— Work to complete —
Emit the entire listing verbatim.

Recorded data
□ □ □
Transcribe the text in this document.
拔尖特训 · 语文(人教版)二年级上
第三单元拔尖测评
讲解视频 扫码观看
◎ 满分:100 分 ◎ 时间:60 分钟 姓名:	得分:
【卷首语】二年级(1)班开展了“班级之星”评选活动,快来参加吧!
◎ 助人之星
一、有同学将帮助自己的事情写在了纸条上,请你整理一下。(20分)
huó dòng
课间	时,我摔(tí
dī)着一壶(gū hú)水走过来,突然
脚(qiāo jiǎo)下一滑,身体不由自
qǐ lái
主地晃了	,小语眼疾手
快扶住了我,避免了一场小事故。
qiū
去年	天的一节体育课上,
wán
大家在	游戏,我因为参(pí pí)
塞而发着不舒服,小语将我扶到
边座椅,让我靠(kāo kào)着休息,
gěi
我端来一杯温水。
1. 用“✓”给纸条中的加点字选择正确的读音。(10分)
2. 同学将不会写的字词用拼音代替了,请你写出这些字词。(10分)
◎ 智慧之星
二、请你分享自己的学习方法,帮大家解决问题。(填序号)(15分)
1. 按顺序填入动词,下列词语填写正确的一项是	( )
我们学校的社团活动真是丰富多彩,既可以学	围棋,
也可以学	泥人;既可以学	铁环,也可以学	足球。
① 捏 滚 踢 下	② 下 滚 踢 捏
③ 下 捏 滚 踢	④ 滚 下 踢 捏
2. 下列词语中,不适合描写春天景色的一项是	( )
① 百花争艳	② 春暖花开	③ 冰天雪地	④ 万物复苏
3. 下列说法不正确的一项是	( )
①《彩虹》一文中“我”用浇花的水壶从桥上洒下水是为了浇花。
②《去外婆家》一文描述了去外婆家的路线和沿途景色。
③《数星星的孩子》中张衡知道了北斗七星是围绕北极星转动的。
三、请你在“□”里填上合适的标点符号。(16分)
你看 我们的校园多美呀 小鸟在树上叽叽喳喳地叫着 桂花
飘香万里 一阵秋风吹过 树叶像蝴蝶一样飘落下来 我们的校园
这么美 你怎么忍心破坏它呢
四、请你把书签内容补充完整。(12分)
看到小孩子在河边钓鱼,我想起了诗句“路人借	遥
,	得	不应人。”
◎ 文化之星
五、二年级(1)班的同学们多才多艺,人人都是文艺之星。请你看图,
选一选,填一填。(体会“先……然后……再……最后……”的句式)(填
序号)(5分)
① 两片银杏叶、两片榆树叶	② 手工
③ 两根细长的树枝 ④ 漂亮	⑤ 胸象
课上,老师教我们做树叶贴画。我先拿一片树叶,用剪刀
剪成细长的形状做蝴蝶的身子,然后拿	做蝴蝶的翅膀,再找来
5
□ □ □
— Complete answer —
Transcribe the text in this document.
拔尖特训 · 语文(人教版)二年级上
第三单元拔尖测评
讲解视频 扫码观看
◎ 满分:100 分 ◎ 时间:60 分钟 姓名:	得分:
【卷首语】二年级(1)班开展了“班级之星”评选活动,快来参加吧!
◎ 助人之星
一、有同学将帮助自己的事情写在了纸条上,请你整理一下。(20分)
huó dòng
课间	时,我摔(tí
dī)着一壶(gū hú)水走过来,突然
脚(qiāo jiǎo)下一滑,身体不由自
qǐ lái
主地晃了	,小语眼疾手
快扶住了我,避免了一场小事故。
qiū
去年	天的一节体育课上,
wán
大家在	游戏,我因为参(pí pí)
塞而发着不舒服,小语将我扶到
边座椅,让我靠(kāo kào)着休息,
gěi
我端来一杯温水。
1. 用“✓”给纸条中的加点字选择正确的读音。(10分)
2. 同学将不会写的字词用拼音代替了,请你写出这些字词。(10分)
◎ 智慧之星
二、请你分享自己的学习方法,帮大家解决问题。(填序号)(15分)
1. 按顺序填入动词,下列词语填写正确的一项是	( )
我们学校的社团活动真是丰富多彩,既可以学	围棋,
也可以学	泥人;既可以学	铁环,也可以学	足球。
① 捏 滚 踢 下	② 下 滚 踢 捏
③ 下 捏 滚 踢	④ 滚 下 踢 捏
2. 下列词语中,不适合描写春天景色的一项是	( )
① 百花争艳	② 春暖花开	③ 冰天雪地	④ 万物复苏
3. 下列说法不正确的一项是	( )
①《彩虹》一文中“我”用浇花的水壶从桥上洒下水是为了浇花。
②《去外婆家》一文描述了去外婆家的路线和沿途景色。
③《数星星的孩子》中张衡知道了北斗七星是围绕北极星转动的。
三、请你在“□”里填上合适的标点符号。(16分)
你看 我们的校园多美呀 小鸟在树上叽叽喳喳地叫着 桂花
飘香万里 一阵秋风吹过 树叶像蝴蝶一样飘落下来 我们的校园
这么美 你怎么忍心破坏它呢
四、请你把书签内容补充完整。(12分)
看到小孩子在河边钓鱼,我想起了诗句“路人借	遥
,	得	不应人。”
◎ 文化之星
五、二年级(1)班的同学们多才多艺,人人都是文艺之星。请你看图,
选一选,填一填。(体会“先……然后……再……最后……”的句式)(填
序号)(5分)
① 两片银杏叶、两片榆树叶	② 手工
③ 两根细长的树枝 ④ 漂亮	⑤ 胸象
课上,老师教我们做树叶贴画。我先拿一片树叶,用剪刀
剪成细长的形状做蝴蝶的身子,然后拿	做蝴蝶的翅膀,再找来
5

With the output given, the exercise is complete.